All of the records must come back exactly. Please repeat them in full.
►
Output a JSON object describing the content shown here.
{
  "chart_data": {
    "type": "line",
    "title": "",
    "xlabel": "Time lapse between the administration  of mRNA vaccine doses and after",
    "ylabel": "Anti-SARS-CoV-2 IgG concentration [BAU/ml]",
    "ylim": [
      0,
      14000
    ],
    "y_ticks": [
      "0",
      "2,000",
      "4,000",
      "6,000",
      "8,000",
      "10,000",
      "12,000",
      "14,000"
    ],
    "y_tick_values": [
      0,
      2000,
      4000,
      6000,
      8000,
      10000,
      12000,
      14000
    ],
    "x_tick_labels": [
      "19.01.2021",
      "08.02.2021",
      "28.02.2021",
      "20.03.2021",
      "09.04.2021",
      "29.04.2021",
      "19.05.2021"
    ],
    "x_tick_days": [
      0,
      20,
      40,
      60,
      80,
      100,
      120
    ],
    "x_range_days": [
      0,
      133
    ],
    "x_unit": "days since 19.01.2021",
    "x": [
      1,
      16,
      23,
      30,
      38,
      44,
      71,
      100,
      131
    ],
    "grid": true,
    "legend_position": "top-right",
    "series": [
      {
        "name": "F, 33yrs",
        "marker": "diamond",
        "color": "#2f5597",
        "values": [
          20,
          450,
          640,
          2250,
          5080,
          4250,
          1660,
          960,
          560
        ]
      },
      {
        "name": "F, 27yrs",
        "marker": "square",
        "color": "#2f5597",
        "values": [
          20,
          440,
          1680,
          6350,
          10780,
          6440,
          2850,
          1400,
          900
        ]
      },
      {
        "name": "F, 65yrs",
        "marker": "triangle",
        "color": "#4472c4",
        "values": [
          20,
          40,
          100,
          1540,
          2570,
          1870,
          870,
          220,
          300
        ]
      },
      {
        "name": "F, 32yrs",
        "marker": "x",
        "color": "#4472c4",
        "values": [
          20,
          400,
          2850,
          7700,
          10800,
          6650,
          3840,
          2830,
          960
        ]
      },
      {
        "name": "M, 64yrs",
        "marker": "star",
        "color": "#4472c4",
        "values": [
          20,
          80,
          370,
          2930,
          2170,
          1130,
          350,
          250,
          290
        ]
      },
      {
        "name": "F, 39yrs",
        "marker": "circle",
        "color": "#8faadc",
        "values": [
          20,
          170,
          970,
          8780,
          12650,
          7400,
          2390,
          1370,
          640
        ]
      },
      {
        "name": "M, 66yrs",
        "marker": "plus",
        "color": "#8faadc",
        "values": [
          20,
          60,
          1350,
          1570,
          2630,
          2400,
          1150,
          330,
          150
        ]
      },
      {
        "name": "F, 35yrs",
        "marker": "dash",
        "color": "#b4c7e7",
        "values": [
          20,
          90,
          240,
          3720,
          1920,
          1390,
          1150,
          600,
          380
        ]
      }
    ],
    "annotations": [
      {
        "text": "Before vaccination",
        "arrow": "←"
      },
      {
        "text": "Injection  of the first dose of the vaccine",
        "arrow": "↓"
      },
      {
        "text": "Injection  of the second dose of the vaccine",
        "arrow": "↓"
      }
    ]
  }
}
◄
Result below
Output a JSON object describing the content shown here.
{
  "chart_data": {
    "type": "line",
    "title": "",
    "xlabel": "Time lapse between the administration  of mRNA vaccine doses and after",
    "ylabel": "Anti-SARS-CoV-2 IgG concentration [BAU/ml]",
    "ylim": [
      0,
      14000
    ],
    "y_ticks": [
      "0",
      "2,000",
      "4,000",
      "6,000",
      "8,000",
      "10,000",
      "12,000",
      "14,000"
    ],
    "y_tick_values": [
      0,
      2000,
      4000,
      6000,
      8000,
      10000,
      12000,
      14000
    ],
    "x_tick_labels": [
      "19.01.2021",
      "08.02.2021",
      "28.02.2021",
      "20.03.2021",
      "09.04.2021",
      "29.04.2021",
      "19.05.2021"
    ],
    "x_tick_days": [
      0,
      20,
      40,
      60,
      80,
      100,
      120
    ],
    "x_range_days": [
      0,
      133
    ],
    "x_unit": "days since 19.01.2021",
    "x": [
      1,
      16,
      23,
      30,
      38,
      44,
      71,
      100,
      131
    ],
    "grid": true,
    "legend_position": "top-right",
    "series": [
      {
        "name": "F, 33yrs",
        "marker": "diamond",
        "color": "#2f5597",
        "values": [
          20,
          450,
          640,
          2250,
          5080,
          4250,
          1660,
          960,
          560
        ]
      },
      {
        "name": "F, 27yrs",
        "marker": "square",
        "color": "#2f5597",
        "values": [
          20,
          440,
          1680,
          6350,
          10780,
          6440,
          2850,
          1400,
          900
        ]
      },
      {
        "name": "F, 65yrs",
        "marker": "triangle",
        "color": "#4472c4",
        "values": [
          20,
          40,
          100,
          1540,
          2570,
          1870,
          870,
          220,
          300
        ]
      },
      {
        "name": "F, 32yrs",
        "marker": "x",
        "color": "#4472c4",
        "values": [
          20,
          400,
          2850,
          7700,
          10800,
          6650,
          3840,
          2830,
          960
        ]
      },
      {
        "name": "M, 64yrs",
        "marker": "star",
        "color": "#4472c4",
        "values": [
          20,
          80,
          370,
          2930,
          2170,
          1130,
          350,
          250,
          290
        ]
      },
      {
        "name": "F, 39yrs",
        "marker": "circle",
        "color": "#8faadc",
        "values": [
          20,
          170,
          970,
          8780,
          12650,
          7400,
          2390,
          1370,
          640
        ]
      },
      {
        "name": "M, 66yrs",
        "marker": "plus",
        "color": "#8faadc",
        "values": [
          20,
          60,
          1350,
          1570,
          2630,
          2400,
          1150,
          330,
          150
        ]
      },
      {
        "name": "F, 35yrs",
        "marker": "dash",
        "color": "#b4c7e7",
        "values": [
          20,
          90,
          240,
          3720,
          1920,
          1390,
          1150,
          600,
          380
        ]
      }
    ],
    "annotations": [
      {
        "text": "Before vaccination",
        "arrow": "←"
      },
      {
        "text": "Injection  of the first dose of the vaccine",
        "arrow": "↓"
      },
      {
        "text": "Injection  of the second dose of the vaccine",
        "arrow": "↓"
      }
    ]
  }
}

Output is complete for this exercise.